#### [Direction]
Go through the entries below and pick out every line with "суда".

#### [Supplied information]
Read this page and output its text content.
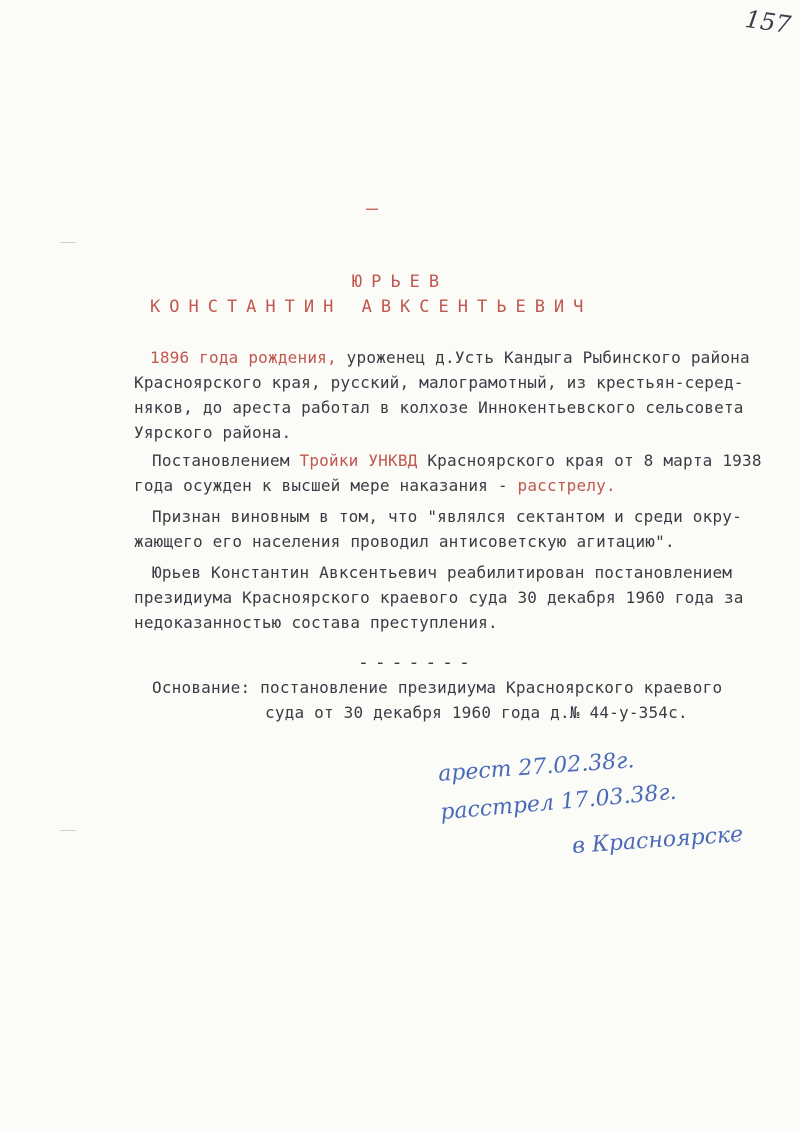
157
–
ЮРЬЕВ
КОНСТАНТИН АВКСЕНТЬЕВИЧ
1896 года рождения, уроженец д.Усть Кандыга Рыбинского района
Красноярского края, русский, малограмотный, из крестьян-серед-
няков, до ареста работал в колхозе Иннокентьевского сельсовета
Уярского района.
Постановлением Тройки УНКВД Красноярского края от 8 марта 1938
года осужден к высшей мере наказания - расстрелу.
Признан виновным в том, что "являлся сектантом и среди окру-
жающего его населения проводил антисоветскую агитацию".
Юрьев Константин Авксентьевич реабилитирован постановлением
президиума Красноярского краевого суда 30 декабря 1960 года за
недоказанностью состава преступления.
-------
Основание: постановление президиума Красноярского краевого
суда от 30 декабря 1960 года д.№ 44-у-354с.
арест 27.02.38г.
расстрел 17.03.38г.
в Красноярске
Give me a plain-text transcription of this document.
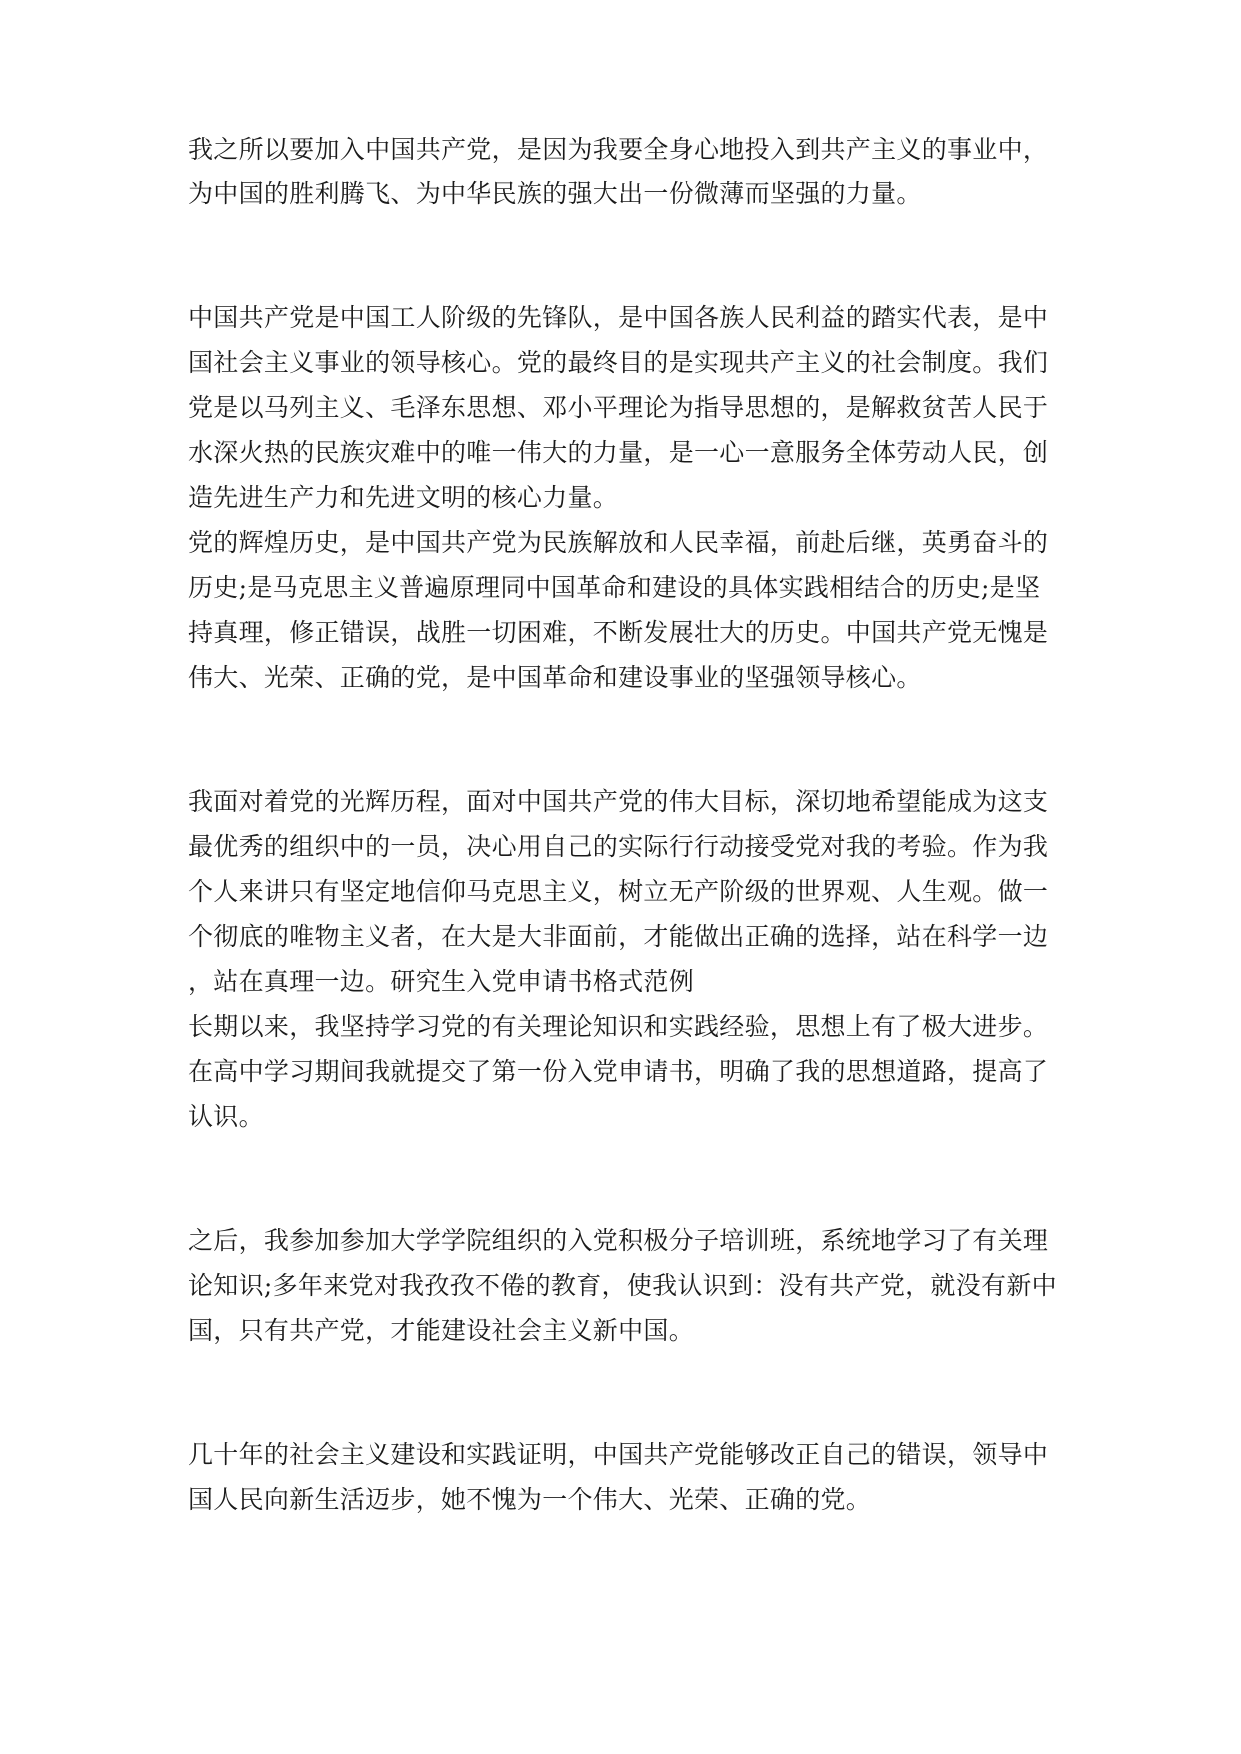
我之所以要加入中国共产党，是因为我要全身心地投入到共产主义的事业中，
为中国的胜利腾飞、为中华民族的强大出一份微薄而坚强的力量。
中国共产党是中国工人阶级的先锋队，是中国各族人民利益的踏实代表，是中
国社会主义事业的领导核心。党的最终目的是实现共产主义的社会制度。我们
党是以马列主义、毛泽东思想、邓小平理论为指导思想的，是解救贫苦人民于
水深火热的民族灾难中的唯一伟大的力量，是一心一意服务全体劳动人民，创
造先进生产力和先进文明的核心力量。
党的辉煌历史，是中国共产党为民族解放和人民幸福，前赴后继，英勇奋斗的
历史;是马克思主义普遍原理同中国革命和建设的具体实践相结合的历史;是坚
持真理，修正错误，战胜一切困难，不断发展壮大的历史。中国共产党无愧是
伟大、光荣、正确的党，是中国革命和建设事业的坚强领导核心。
我面对着党的光辉历程，面对中国共产党的伟大目标，深切地希望能成为这支
最优秀的组织中的一员，决心用自己的实际行行动接受党对我的考验。作为我
个人来讲只有坚定地信仰马克思主义，树立无产阶级的世界观、人生观。做一
个彻底的唯物主义者，在大是大非面前，才能做出正确的选择，站在科学一边
，站在真理一边。研究生入党申请书格式范例
长期以来，我坚持学习党的有关理论知识和实践经验，思想上有了极大进步。
在高中学习期间我就提交了第一份入党申请书，明确了我的思想道路，提高了
认识。
之后，我参加参加大学学院组织的入党积极分子培训班，系统地学习了有关理
论知识;多年来党对我孜孜不倦的教育，使我认识到：没有共产党，就没有新中
国，只有共产党，才能建设社会主义新中国。
几十年的社会主义建设和实践证明，中国共产党能够改正自己的错误，领导中
国人民向新生活迈步，她不愧为一个伟大、光荣、正确的党。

#### [Solution to this task]
президиума Красноярского краевого суда 30 декабря 1960 года за
суда от 30 декабря 1960 года д.№ 44-у-354с.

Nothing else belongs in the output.